## [Goal]
Each entry below is to be given again word for word, with no pictures.

(Recorded data)
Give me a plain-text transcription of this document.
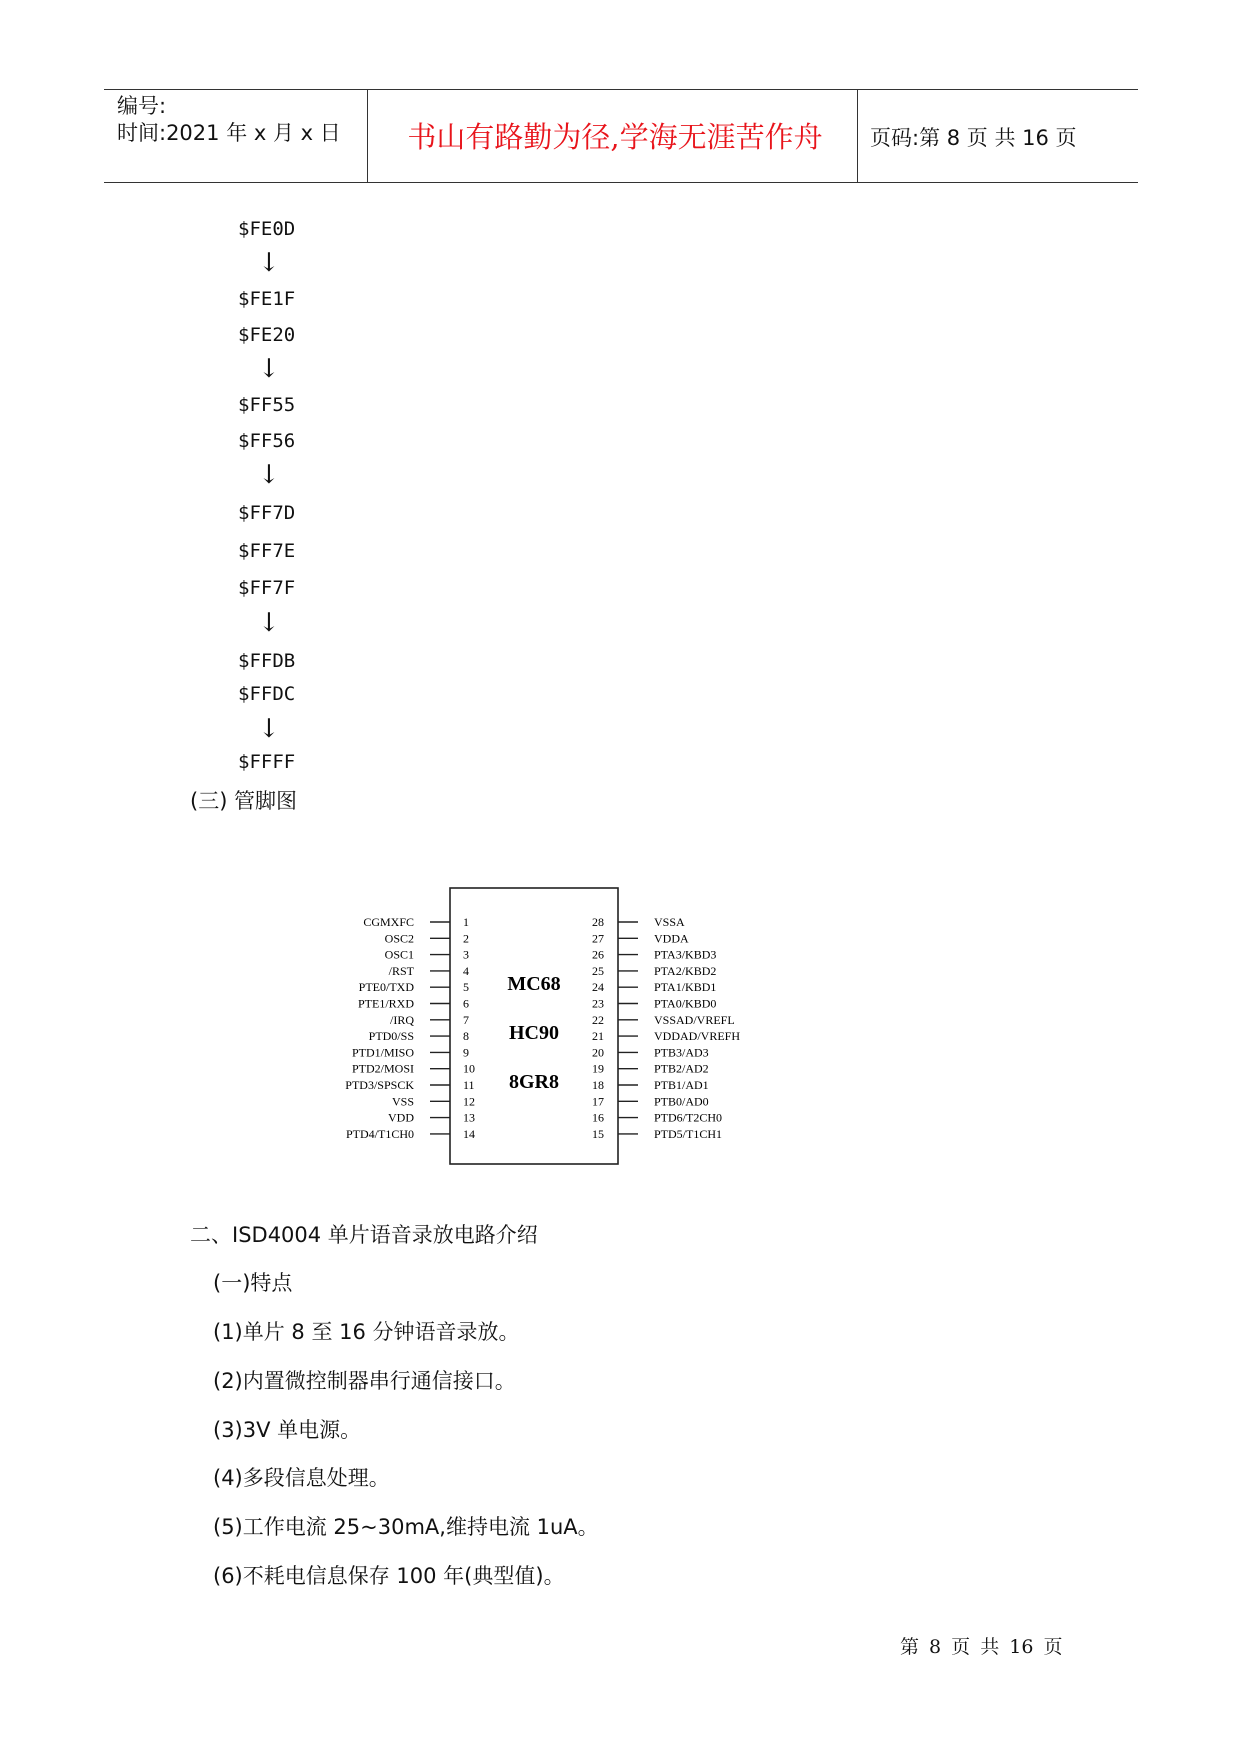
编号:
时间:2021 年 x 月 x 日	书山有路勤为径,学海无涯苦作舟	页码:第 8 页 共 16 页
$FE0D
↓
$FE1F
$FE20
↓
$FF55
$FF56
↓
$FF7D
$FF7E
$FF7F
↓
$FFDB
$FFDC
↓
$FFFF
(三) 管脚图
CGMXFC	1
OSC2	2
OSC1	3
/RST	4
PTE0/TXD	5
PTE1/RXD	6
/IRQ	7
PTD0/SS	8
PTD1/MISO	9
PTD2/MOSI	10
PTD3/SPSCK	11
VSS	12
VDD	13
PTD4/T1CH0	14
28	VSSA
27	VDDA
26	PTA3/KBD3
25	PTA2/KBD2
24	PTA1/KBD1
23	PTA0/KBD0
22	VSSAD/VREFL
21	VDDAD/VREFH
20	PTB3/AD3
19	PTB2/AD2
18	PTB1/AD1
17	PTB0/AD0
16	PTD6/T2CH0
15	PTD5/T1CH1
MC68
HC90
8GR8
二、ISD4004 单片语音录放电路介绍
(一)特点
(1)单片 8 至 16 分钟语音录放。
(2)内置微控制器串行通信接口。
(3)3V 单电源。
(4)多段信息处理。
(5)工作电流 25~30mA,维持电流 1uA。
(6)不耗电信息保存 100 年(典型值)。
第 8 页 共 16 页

## [Written answer]
Give me a plain-text transcription of this document.
编号:
时间:2021 年 x 月 x 日	书山有路勤为径,学海无涯苦作舟	页码:第 8 页 共 16 页
$FE0D
↓
$FE1F
$FE20
↓
$FF55
$FF56
↓
$FF7D
$FF7E
$FF7F
↓
$FFDB
$FFDC
↓
$FFFF
(三) 管脚图
CGMXFC	1
OSC2	2
OSC1	3
/RST	4
PTE0/TXD	5
PTE1/RXD	6
/IRQ	7
PTD0/SS	8
PTD1/MISO	9
PTD2/MOSI	10
PTD3/SPSCK	11
VSS	12
VDD	13
PTD4/T1CH0	14
28	VSSA
27	VDDA
26	PTA3/KBD3
25	PTA2/KBD2
24	PTA1/KBD1
23	PTA0/KBD0
22	VSSAD/VREFL
21	VDDAD/VREFH
20	PTB3/AD3
19	PTB2/AD2
18	PTB1/AD1
17	PTB0/AD0
16	PTD6/T2CH0
15	PTD5/T1CH1
MC68
HC90
8GR8
二、ISD4004 单片语音录放电路介绍
(一)特点
(1)单片 8 至 16 分钟语音录放。
(2)内置微控制器串行通信接口。
(3)3V 单电源。
(4)多段信息处理。
(5)工作电流 25~30mA,维持电流 1uA。
(6)不耗电信息保存 100 年(典型值)。
第 8 页 共 16 页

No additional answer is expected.